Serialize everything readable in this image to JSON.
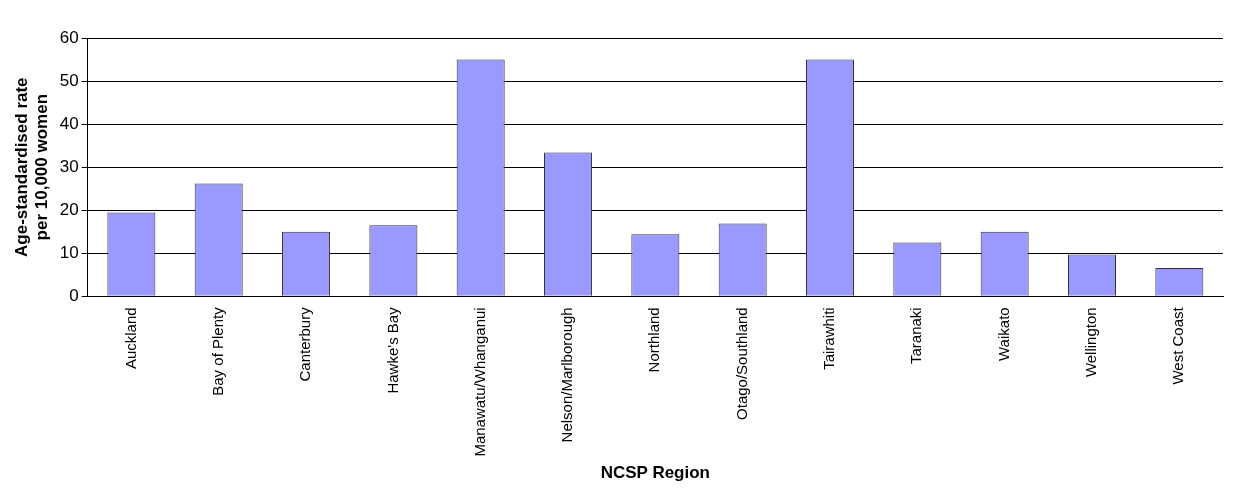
{
  "chart_data": {
    "type": "bar",
    "xlabel": "NCSP Region",
    "ylabel": "Age-standardised rate per 10,000 women",
    "categories": [
      "Auckland",
      "Bay of Plenty",
      "Canterbury",
      "Hawke's Bay",
      "Manawatu/Whanganui",
      "Nelson/Marlborough",
      "Northland",
      "Otago/Southland",
      "Tairawhiti",
      "Taranaki",
      "Waikato",
      "Wellington",
      "West Coast"
    ],
    "values": [
      19.5,
      26.2,
      15,
      16.5,
      55,
      33.4,
      14.4,
      16.9,
      55,
      12.5,
      15,
      9.7,
      6.6
    ],
    "color": "#9999ff",
    "ylim": [
      0,
      60
    ],
    "yticks": [
      0,
      10,
      20,
      30,
      40,
      50,
      60
    ],
    "grid": "y",
    "legend": false
  }
}
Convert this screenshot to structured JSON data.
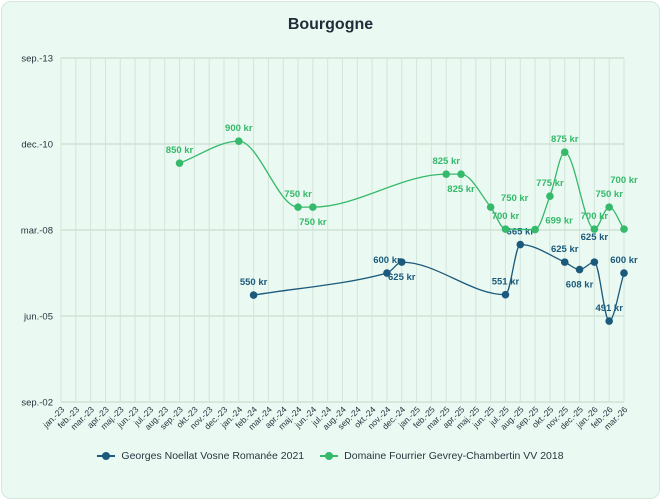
{
  "chart_data": {
    "type": "line",
    "title": "Bourgogne",
    "xlabel": "",
    "ylabel": "",
    "x_categories": [
      "jan.-23",
      "feb.-23",
      "mar.-23",
      "apr.-23",
      "maj.-23",
      "jun.-23",
      "jul.-23",
      "aug.-23",
      "sep.-23",
      "okt.-23",
      "nov.-23",
      "dec.-23",
      "jan.-24",
      "feb.-24",
      "mar.-24",
      "apr.-24",
      "maj.-24",
      "jun.-24",
      "jul.-24",
      "aug.-24",
      "sep.-24",
      "okt.-24",
      "nov.-24",
      "dec.-24",
      "jan.-25",
      "feb.-25",
      "mar.-25",
      "apr.-25",
      "maj.-25",
      "jun.-25",
      "jul.-25",
      "aug.-25",
      "sep.-25",
      "okt.-25",
      "nov.-25",
      "dec.-25",
      "jan.-26",
      "feb.-26",
      "mar.-26"
    ],
    "y_ticks": [
      {
        "value": 1089,
        "label": "sep.-13"
      },
      {
        "value": 893.5,
        "label": "dec.-10"
      },
      {
        "value": 698,
        "label": "mar.-08"
      },
      {
        "value": 502.5,
        "label": "jun.-05"
      },
      {
        "value": 307,
        "label": "sep.-02"
      }
    ],
    "ylim": [
      307,
      1089
    ],
    "grid": true,
    "legend_position": "bottom",
    "series": [
      {
        "name": "Georges Noellat Vosne Romanée 2021",
        "color": "#1b5a7c",
        "points": [
          [
            13,
            550
          ],
          [
            22,
            600
          ],
          [
            23,
            625
          ],
          [
            30,
            551
          ],
          [
            31,
            665
          ],
          [
            34,
            625
          ],
          [
            35,
            608
          ],
          [
            36,
            625
          ],
          [
            37,
            491
          ],
          [
            38,
            600
          ]
        ],
        "labels": [
          "550 kr",
          "600 kr",
          "625 kr",
          "551 kr",
          "665 kr",
          "625 kr",
          "608 kr",
          "625 kr",
          "491 kr",
          "600 kr"
        ]
      },
      {
        "name": "Domaine Fourrier Gevrey-Chambertin VV 2018",
        "color": "#35b96a",
        "points": [
          [
            8,
            850
          ],
          [
            12,
            900
          ],
          [
            16,
            750
          ],
          [
            17,
            750
          ],
          [
            26,
            825
          ],
          [
            27,
            825
          ],
          [
            29,
            750
          ],
          [
            30,
            700
          ],
          [
            32,
            699
          ],
          [
            33,
            775
          ],
          [
            34,
            875
          ],
          [
            36,
            700
          ],
          [
            37,
            750
          ],
          [
            38,
            700
          ]
        ],
        "labels": [
          "850 kr",
          "900 kr",
          "750 kr",
          "750 kr",
          "825 kr",
          "825 kr",
          "750 kr",
          "700 kr",
          "699 kr",
          "775 kr",
          "875 kr",
          "700 kr",
          "750 kr",
          "700 kr"
        ]
      }
    ]
  }
}
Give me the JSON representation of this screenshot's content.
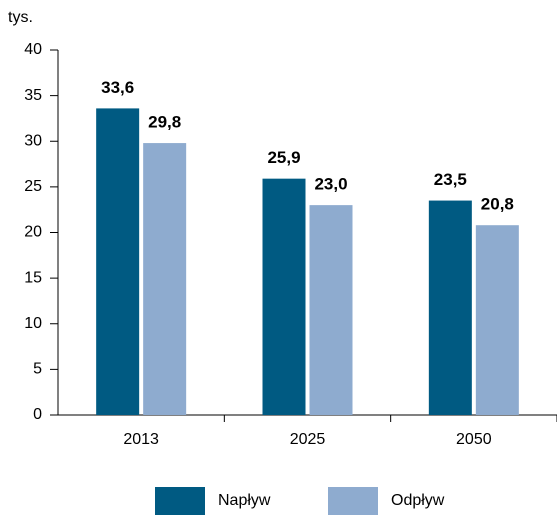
{
  "chart_data": {
    "type": "bar",
    "y_label": "tys.",
    "categories": [
      "2013",
      "2025",
      "2050"
    ],
    "series": [
      {
        "name": "Napływ",
        "color": "#005a82",
        "values": [
          33.6,
          25.9,
          23.5
        ],
        "value_labels": [
          "33,6",
          "25,9",
          "23,5"
        ]
      },
      {
        "name": "Odpływ",
        "color": "#8eabcf",
        "values": [
          29.8,
          23.0,
          20.8
        ],
        "value_labels": [
          "29,8",
          "23,0",
          "20,8"
        ]
      }
    ],
    "ylim": [
      0,
      40
    ],
    "yticks": [
      0,
      5,
      10,
      15,
      20,
      25,
      30,
      35,
      40
    ],
    "legend": "bottom"
  }
}
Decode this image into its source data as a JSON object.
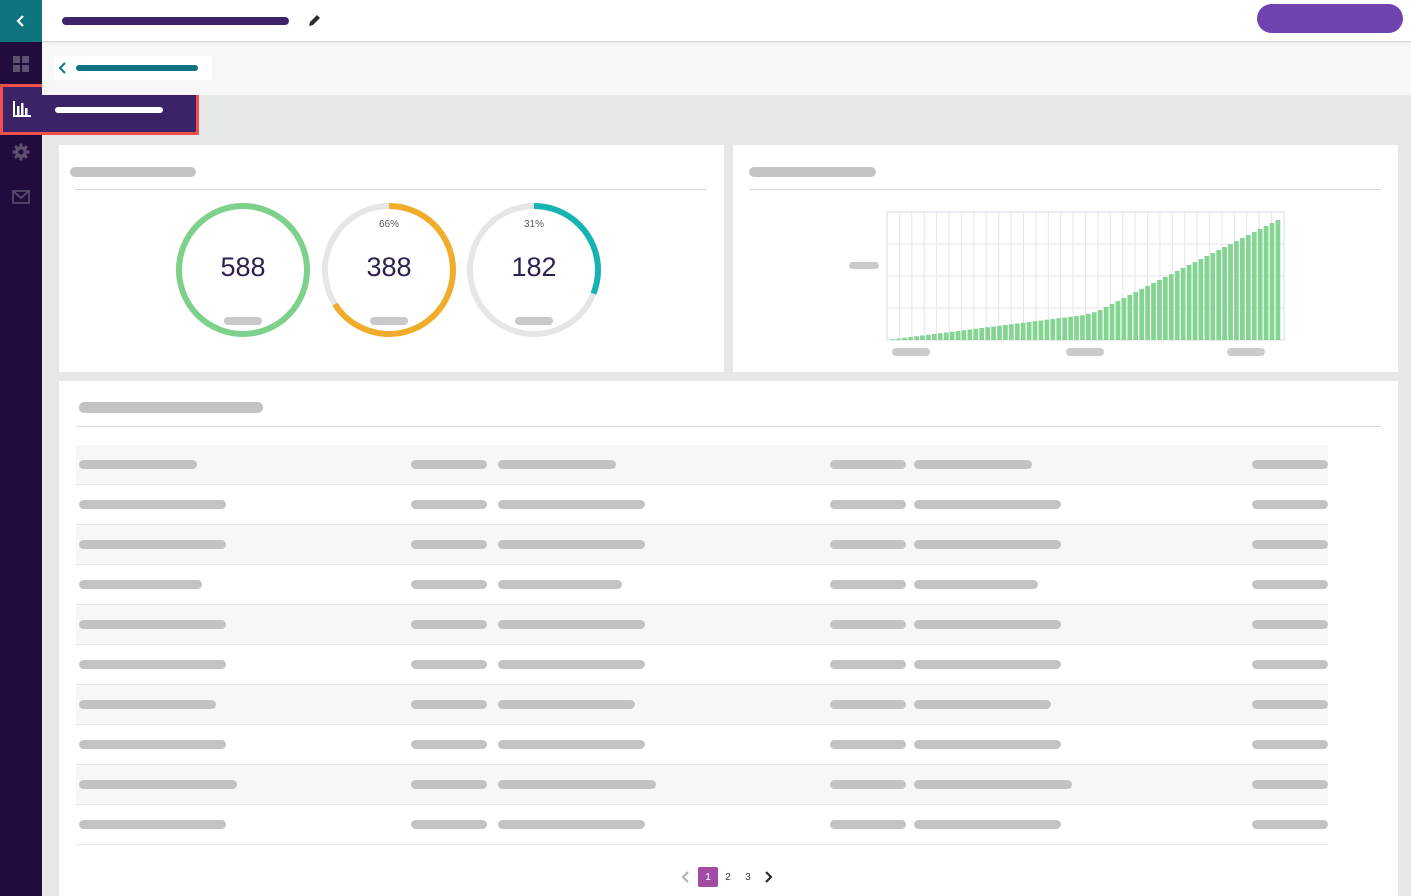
{
  "sidebar": {
    "icons": [
      "grid-icon",
      "bar-chart-icon",
      "gear-icon",
      "mail-icon"
    ],
    "colors": {
      "background": "#220c3e",
      "collapse": "#0e7580",
      "active": "#3c2367",
      "highlight": "#f0524b"
    }
  },
  "gauges": [
    {
      "value": "588",
      "pct": "",
      "fraction": 1.0,
      "color": "#7dd18a"
    },
    {
      "value": "388",
      "pct": "66%",
      "fraction": 0.66,
      "color": "#f2ac2b"
    },
    {
      "value": "182",
      "pct": "31%",
      "fraction": 0.31,
      "color": "#17b3b3"
    }
  ],
  "chart_data": {
    "type": "bar",
    "values": [
      1,
      2,
      3,
      4,
      5,
      6,
      7,
      8,
      9,
      10,
      11,
      12,
      13,
      14,
      15,
      16,
      17,
      18,
      19,
      20,
      21,
      22,
      23,
      24,
      25,
      26,
      27,
      28,
      29,
      30,
      31,
      32,
      33,
      35,
      37,
      40,
      44,
      48,
      52,
      56,
      60,
      64,
      68,
      72,
      76,
      80,
      84,
      88,
      92,
      96,
      100,
      104,
      108,
      112,
      116,
      120,
      124,
      128,
      132,
      136,
      140,
      144,
      148,
      152,
      156,
      160
    ],
    "bar_color": "#84d492",
    "grid": true
  },
  "pagination": {
    "pages": [
      "1",
      "2",
      "3"
    ],
    "current": "1"
  }
}
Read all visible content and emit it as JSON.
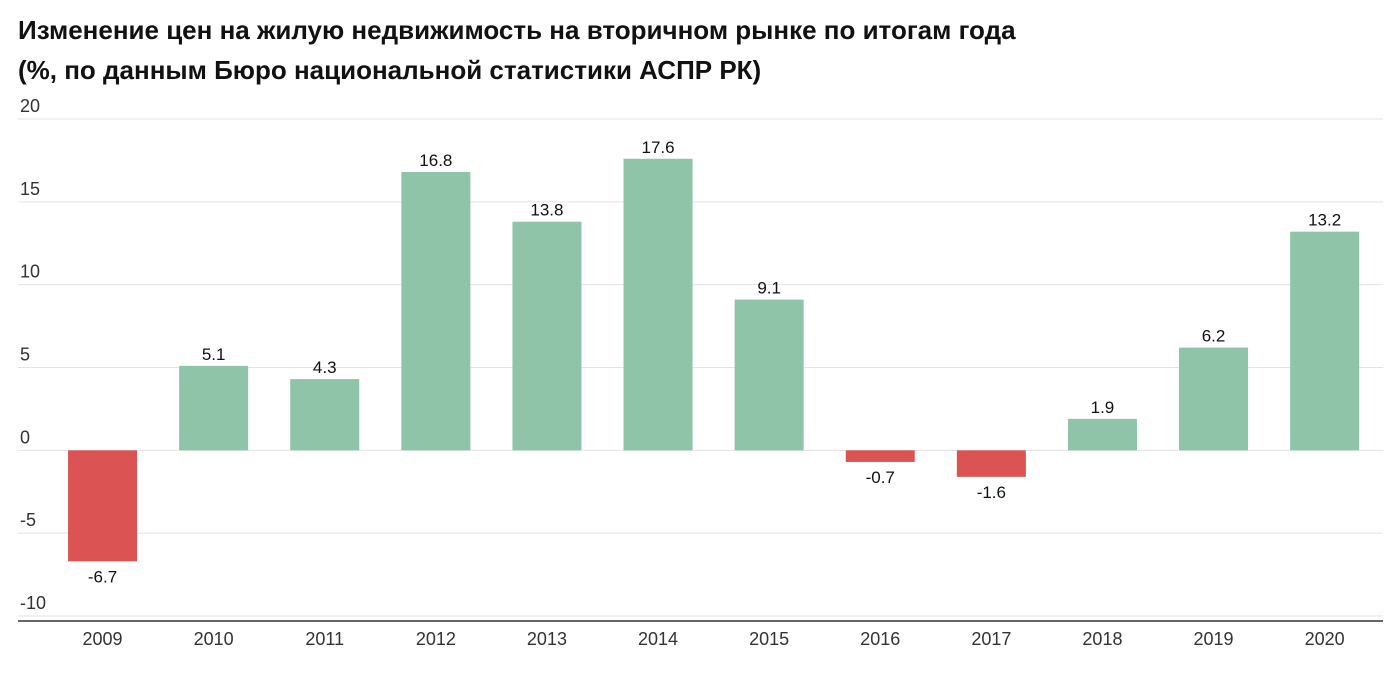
{
  "chart_data": {
    "type": "bar",
    "title_line1": "Изменение цен на жилую недвижимость на вторичном рынке по итогам года",
    "title_line2": "(%, по данным Бюро национальной статистики АСПР РК)",
    "xlabel": "",
    "ylabel": "",
    "categories": [
      "2009",
      "2010",
      "2011",
      "2012",
      "2013",
      "2014",
      "2015",
      "2016",
      "2017",
      "2018",
      "2019",
      "2020"
    ],
    "values": [
      -6.7,
      5.1,
      4.3,
      16.8,
      13.8,
      17.6,
      9.1,
      -0.7,
      -1.6,
      1.9,
      6.2,
      13.2
    ],
    "value_labels": [
      "-6.7",
      "5.1",
      "4.3",
      "16.8",
      "13.8",
      "17.6",
      "9.1",
      "-0.7",
      "-1.6",
      "1.9",
      "6.2",
      "13.2"
    ],
    "y_ticks": [
      20,
      15,
      10,
      5,
      0,
      -5,
      -10
    ],
    "y_tick_labels": [
      "20",
      "15",
      "10",
      "5",
      "0",
      "-5",
      "-10"
    ],
    "ylim": [
      -10,
      20
    ],
    "grid": true,
    "legend": "none",
    "colors": {
      "positive": "#8fc4a9",
      "negative": "#dc5353",
      "grid": "#e3e3e3",
      "axis": "#666666"
    }
  }
}
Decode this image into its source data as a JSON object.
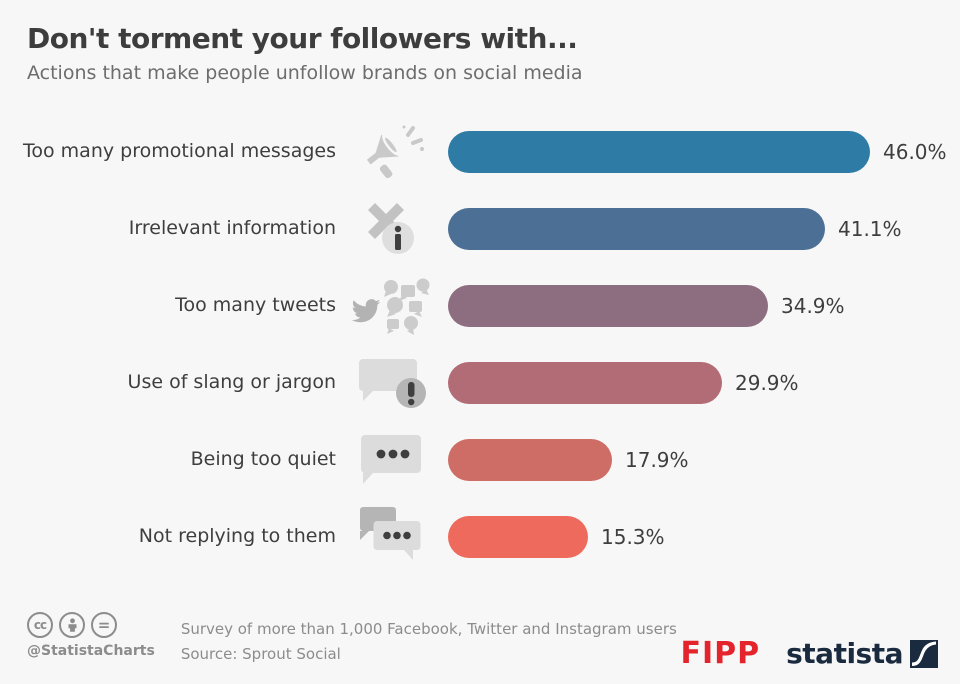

★ ★ ★ ★ ★

> **What is required**:
Omit the pictures, and quote the material above exactly as given.

> **Correct answer**:
Serialize everything readable in this image to JSON.
{
  "chart_data": {
    "type": "bar",
    "xlabel": "NCSP Region",
    "ylabel": "Age-standardised rate per 10,000 women",
    "categories": [
      "Auckland",
      "Bay of Plenty",
      "Canterbury",
      "Hawke's Bay",
      "Manawatu/Whanganui",
      "Nelson/Marlborough",
      "Northland",
      "Otago/Southland",
      "Tairawhiti",
      "Taranaki",
      "Waikato",
      "Wellington",
      "West Coast"
    ],
    "values": [
      19.5,
      26.2,
      15,
      16.5,
      55,
      33.4,
      14.4,
      16.9,
      55,
      12.5,
      15,
      9.7,
      6.6
    ],
    "color": "#9999ff",
    "ylim": [
      0,
      60
    ],
    "yticks": [
      0,
      10,
      20,
      30,
      40,
      50,
      60
    ],
    "grid": "y",
    "legend": false
  }
}
Convert this screenshot to structured JSON data.
{
  "chart_data": {
    "type": "line",
    "title": "Bourgogne",
    "xlabel": "",
    "ylabel": "",
    "x_categories": [
      "jan.-23",
      "feb.-23",
      "mar.-23",
      "apr.-23",
      "maj.-23",
      "jun.-23",
      "jul.-23",
      "aug.-23",
      "sep.-23",
      "okt.-23",
      "nov.-23",
      "dec.-23",
      "jan.-24",
      "feb.-24",
      "mar.-24",
      "apr.-24",
      "maj.-24",
      "jun.-24",
      "jul.-24",
      "aug.-24",
      "sep.-24",
      "okt.-24",
      "nov.-24",
      "dec.-24",
      "jan.-25",
      "feb.-25",
      "mar.-25",
      "apr.-25",
      "maj.-25",
      "jun.-25",
      "jul.-25",
      "aug.-25",
      "sep.-25",
      "okt.-25",
      "nov.-25",
      "dec.-25",
      "jan.-26",
      "feb.-26",
      "mar.-26"
    ],
    "y_ticks": [
      {
        "value": 1089,
        "label": "sep.-13"
      },
      {
        "value": 893.5,
        "label": "dec.-10"
      },
      {
        "value": 698,
        "label": "mar.-08"
      },
      {
        "value": 502.5,
        "label": "jun.-05"
      },
      {
        "value": 307,
        "label": "sep.-02"
      }
    ],
    "ylim": [
      307,
      1089
    ],
    "grid": true,
    "legend_position": "bottom",
    "series": [
      {
        "name": "Georges Noellat Vosne Romanée 2021",
        "color": "#1b5a7c",
        "points": [
          [
            13,
            550
          ],
          [
            22,
            600
          ],
          [
            23,
            625
          ],
          [
            30,
            551
          ],
          [
            31,
            665
          ],
          [
            34,
            625
          ],
          [
            35,
            608
          ],
          [
            36,
            625
          ],
          [
            37,
            491
          ],
          [
            38,
            600
          ]
        ],
        "labels": [
          "550 kr",
          "600 kr",
          "625 kr",
          "551 kr",
          "665 kr",
          "625 kr",
          "608 kr",
          "625 kr",
          "491 kr",
          "600 kr"
        ]
      },
      {
        "name": "Domaine Fourrier Gevrey-Chambertin VV 2018",
        "color": "#35b96a",
        "points": [
          [
            8,
            850
          ],
          [
            12,
            900
          ],
          [
            16,
            750
          ],
          [
            17,
            750
          ],
          [
            26,
            825
          ],
          [
            27,
            825
          ],
          [
            29,
            750
          ],
          [
            30,
            700
          ],
          [
            32,
            699
          ],
          [
            33,
            775
          ],
          [
            34,
            875
          ],
          [
            36,
            700
          ],
          [
            37,
            750
          ],
          [
            38,
            700
          ]
        ],
        "labels": [
          "850 kr",
          "900 kr",
          "750 kr",
          "750 kr",
          "825 kr",
          "825 kr",
          "750 kr",
          "700 kr",
          "699 kr",
          "775 kr",
          "875 kr",
          "700 kr",
          "750 kr",
          "700 kr"
        ]
      }
    ]
  }
}
Give me the JSON representation of this screenshot's content.
{
  "chart_data": {
    "type": "bar",
    "y_label": "tys.",
    "categories": [
      "2013",
      "2025",
      "2050"
    ],
    "series": [
      {
        "name": "Napływ",
        "color": "#005a82",
        "values": [
          33.6,
          25.9,
          23.5
        ],
        "value_labels": [
          "33,6",
          "25,9",
          "23,5"
        ]
      },
      {
        "name": "Odpływ",
        "color": "#8eabcf",
        "values": [
          29.8,
          23.0,
          20.8
        ],
        "value_labels": [
          "29,8",
          "23,0",
          "20,8"
        ]
      }
    ],
    "ylim": [
      0,
      40
    ],
    "yticks": [
      0,
      5,
      10,
      15,
      20,
      25,
      30,
      35,
      40
    ],
    "legend": "bottom"
  }
}
Decode this image into its source data as a JSON object.
{
  "sidebar": {
    "icons": [
      "grid-icon",
      "bar-chart-icon",
      "gear-icon",
      "mail-icon"
    ],
    "colors": {
      "background": "#220c3e",
      "collapse": "#0e7580",
      "active": "#3c2367",
      "highlight": "#f0524b"
    }
  },
  "gauges": [
    {
      "value": "588",
      "pct": "",
      "fraction": 1.0,
      "color": "#7dd18a"
    },
    {
      "value": "388",
      "pct": "66%",
      "fraction": 0.66,
      "color": "#f2ac2b"
    },
    {
      "value": "182",
      "pct": "31%",
      "fraction": 0.31,
      "color": "#17b3b3"
    }
  ],
  "chart_data": {
    "type": "bar",
    "values": [
      1,
      2,
      3,
      4,
      5,
      6,
      7,
      8,
      9,
      10,
      11,
      12,
      13,
      14,
      15,
      16,
      17,
      18,
      19,
      20,
      21,
      22,
      23,
      24,
      25,
      26,
      27,
      28,
      29,
      30,
      31,
      32,
      33,
      35,
      37,
      40,
      44,
      48,
      52,
      56,
      60,
      64,
      68,
      72,
      76,
      80,
      84,
      88,
      92,
      96,
      100,
      104,
      108,
      112,
      116,
      120,
      124,
      128,
      132,
      136,
      140,
      144,
      148,
      152,
      156,
      160
    ],
    "bar_color": "#84d492",
    "grid": true
  },
  "pagination": {
    "pages": [
      "1",
      "2",
      "3"
    ],
    "current": "1"
  }
}
Read all visible content and emit it as JSON.
{
  "chart_data": {
    "type": "bar",
    "title_line1": "Изменение цен на жилую недвижимость на вторичном рынке по итогам года",
    "title_line2": "(%, по данным Бюро национальной статистики АСПР РК)",
    "xlabel": "",
    "ylabel": "",
    "categories": [
      "2009",
      "2010",
      "2011",
      "2012",
      "2013",
      "2014",
      "2015",
      "2016",
      "2017",
      "2018",
      "2019",
      "2020"
    ],
    "values": [
      -6.7,
      5.1,
      4.3,
      16.8,
      13.8,
      17.6,
      9.1,
      -0.7,
      -1.6,
      1.9,
      6.2,
      13.2
    ],
    "value_labels": [
      "-6.7",
      "5.1",
      "4.3",
      "16.8",
      "13.8",
      "17.6",
      "9.1",
      "-0.7",
      "-1.6",
      "1.9",
      "6.2",
      "13.2"
    ],
    "y_ticks": [
      20,
      15,
      10,
      5,
      0,
      -5,
      -10
    ],
    "y_tick_labels": [
      "20",
      "15",
      "10",
      "5",
      "0",
      "-5",
      "-10"
    ],
    "ylim": [
      -10,
      20
    ],
    "grid": true,
    "legend": "none",
    "colors": {
      "positive": "#8fc4a9",
      "negative": "#dc5353",
      "grid": "#e3e3e3",
      "axis": "#666666"
    }
  }
}
Decode this image into its source data as a JSON object.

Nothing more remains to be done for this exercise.